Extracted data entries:
═══
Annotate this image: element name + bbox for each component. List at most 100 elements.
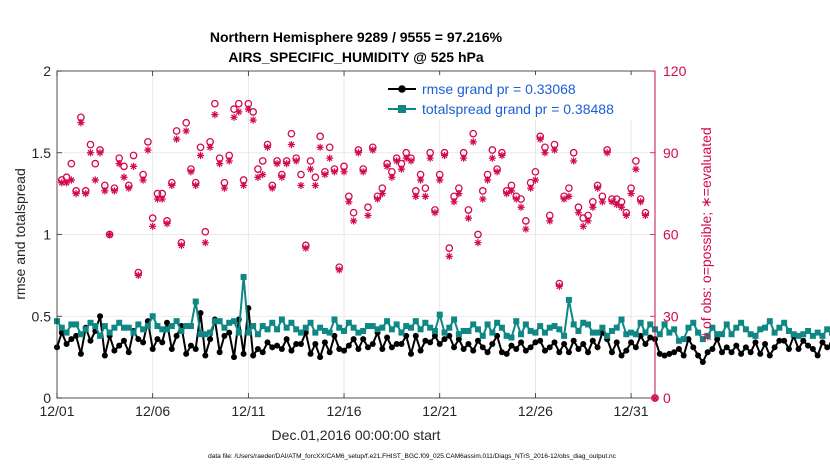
totalspread-point bbox=[551, 323, 558, 330]
totalspread-point bbox=[575, 327, 582, 334]
rmse-point bbox=[695, 352, 702, 359]
totalspread-point bbox=[125, 324, 132, 331]
totalspread-point bbox=[216, 318, 223, 325]
obs-evaluated-marker bbox=[326, 154, 334, 162]
obs-evaluated-marker bbox=[297, 181, 305, 190]
totalspread-point bbox=[441, 329, 448, 336]
obs-evaluated-marker bbox=[62, 179, 71, 187]
obs-possible-marker bbox=[521, 217, 530, 225]
rmse-point bbox=[187, 342, 194, 349]
totalspread-point bbox=[718, 331, 725, 338]
totalspread-point bbox=[814, 329, 821, 336]
rmse-point bbox=[101, 352, 108, 359]
rmse-point bbox=[446, 332, 453, 339]
totalspread-point bbox=[690, 319, 697, 326]
obs-evaluated-marker bbox=[72, 190, 80, 198]
obs-evaluated-marker bbox=[340, 168, 348, 176]
rmse-point bbox=[441, 336, 448, 343]
obs-evaluated-marker bbox=[436, 176, 444, 184]
y-right-tick-label: 60 bbox=[663, 227, 679, 243]
obs-possible-marker bbox=[306, 157, 315, 165]
obs-evaluated-marker bbox=[182, 127, 190, 135]
rmse-point bbox=[360, 336, 367, 343]
obs-evaluated-marker bbox=[393, 157, 401, 165]
axes: 12/01 12/06 12/11 12/16 12/21 12/26 12/31 0 0.5 1… bbox=[32, 63, 687, 419]
totalspread-point bbox=[675, 337, 682, 344]
rmse-point bbox=[77, 350, 84, 357]
obs-evaluated-marker bbox=[570, 157, 578, 165]
obs-evaluated-marker bbox=[278, 173, 286, 181]
obs-evaluated-marker bbox=[354, 149, 362, 157]
obs-evaluated-marker bbox=[302, 244, 310, 252]
obs-evaluated-marker bbox=[158, 195, 166, 203]
rmse-point bbox=[264, 339, 271, 346]
totalspread-point bbox=[231, 318, 238, 325]
totalspread-point bbox=[178, 327, 185, 334]
x-tick-label: 12/21 bbox=[422, 403, 457, 419]
totalspread-point bbox=[221, 324, 228, 331]
obs-evaluated-marker bbox=[287, 140, 296, 149]
rmse-point bbox=[168, 345, 175, 352]
rmse-point bbox=[87, 337, 94, 344]
totalspread-point bbox=[747, 331, 754, 338]
rmse-point bbox=[508, 342, 515, 349]
obs-evaluated-marker bbox=[517, 203, 525, 211]
rmse-point bbox=[513, 345, 520, 352]
totalspread-point bbox=[556, 326, 563, 333]
rmse-point bbox=[288, 347, 295, 354]
obs-evaluated-marker bbox=[364, 211, 372, 220]
totalspread-point bbox=[264, 326, 271, 333]
obs-evaluated-marker bbox=[58, 179, 66, 187]
obs-evaluated-marker bbox=[225, 157, 233, 165]
obs-evaluated-marker bbox=[632, 165, 640, 173]
totalspread-point bbox=[101, 323, 108, 330]
obs-evaluated-marker bbox=[335, 266, 343, 274]
lines-layer bbox=[54, 274, 830, 366]
totalspread-point bbox=[369, 323, 376, 330]
rmse-point bbox=[297, 341, 304, 348]
rmse-point bbox=[116, 342, 123, 349]
rmse-point bbox=[494, 332, 501, 339]
footnote: data file: /Users/raeder/DAI/ATM_forcXX/… bbox=[208, 453, 617, 460]
y-left-tick-label: 1.5 bbox=[32, 145, 52, 161]
totalspread-point bbox=[518, 331, 525, 338]
rmse-point bbox=[771, 344, 778, 351]
totalspread-point bbox=[451, 316, 458, 323]
totalspread-point bbox=[455, 331, 462, 338]
rmse-point bbox=[642, 341, 649, 348]
obs-evaluated-marker bbox=[216, 160, 224, 168]
totalspread-point bbox=[709, 324, 716, 331]
rmse-point bbox=[699, 359, 706, 366]
obs-evaluated-marker bbox=[416, 176, 425, 184]
obs-evaluated-marker bbox=[555, 282, 563, 290]
obs-evaluated-marker bbox=[622, 211, 630, 220]
totalspread-point bbox=[321, 327, 328, 334]
obs-layer bbox=[57, 99, 659, 402]
rmse-point bbox=[704, 349, 711, 356]
obs-evaluated-marker bbox=[464, 214, 473, 222]
totalspread-point bbox=[728, 331, 735, 338]
obs-possible-marker bbox=[469, 129, 478, 138]
totalspread-point bbox=[642, 329, 649, 336]
obs-evaluated-marker bbox=[613, 200, 621, 209]
totalspread-point bbox=[589, 329, 596, 336]
totalspread-point bbox=[446, 324, 453, 331]
legend: rmse grand pr = 0.33068 totalspread gran… bbox=[386, 75, 652, 120]
obs-evaluated-marker bbox=[316, 143, 324, 151]
obs-evaluated-marker bbox=[345, 198, 353, 206]
totalspread-point bbox=[87, 319, 94, 326]
totalspread-point bbox=[211, 318, 218, 325]
obs-evaluated-marker bbox=[608, 198, 616, 206]
totalspread-point bbox=[565, 296, 572, 303]
rmse-point bbox=[809, 345, 816, 352]
totalspread-point bbox=[513, 318, 520, 325]
obs-evaluated-marker bbox=[531, 176, 539, 184]
totalspread-point bbox=[666, 329, 673, 336]
totalspread-point bbox=[479, 332, 486, 339]
obs-evaluated-marker bbox=[407, 157, 415, 165]
rmse-point bbox=[111, 347, 118, 354]
totalspread-point bbox=[766, 318, 773, 325]
obs-evaluated-marker bbox=[522, 225, 530, 233]
y-left-tick-label: 0.5 bbox=[32, 308, 52, 324]
y-right-tick-label: 120 bbox=[663, 63, 687, 79]
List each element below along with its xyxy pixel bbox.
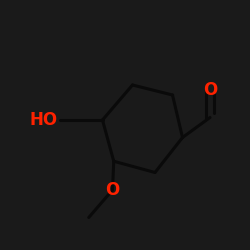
Text: HO: HO [30,111,58,129]
Text: O: O [106,181,120,199]
Text: O: O [203,81,217,99]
═══
» Directions for this task
Format the stretch from the line containing "totalspread-point bbox=[551, 323, 558, 330]" through the line containing "rmse-point bbox=[446, 332, 453, 339]", both ends included, as a numbered list, omitting any blank lines.

» Right answer
1. totalspread-point bbox=[551, 323, 558, 330]
2. totalspread-point bbox=[575, 327, 582, 334]
3. rmse-point bbox=[695, 352, 702, 359]
4. totalspread-point bbox=[125, 324, 132, 331]
5. totalspread-point bbox=[216, 318, 223, 325]
6. obs-evaluated-marker bbox=[326, 154, 334, 162]
7. obs-evaluated-marker bbox=[297, 181, 305, 190]
8. totalspread-point bbox=[441, 329, 448, 336]
9. obs-evaluated-marker bbox=[62, 179, 71, 187]
10. obs-possible-marker bbox=[521, 217, 530, 225]
11. rmse-point bbox=[187, 342, 194, 349]
12. totalspread-point bbox=[718, 331, 725, 338]
13. totalspread-point bbox=[814, 329, 821, 336]
14. rmse-point bbox=[101, 352, 108, 359]
15. rmse-point bbox=[446, 332, 453, 339]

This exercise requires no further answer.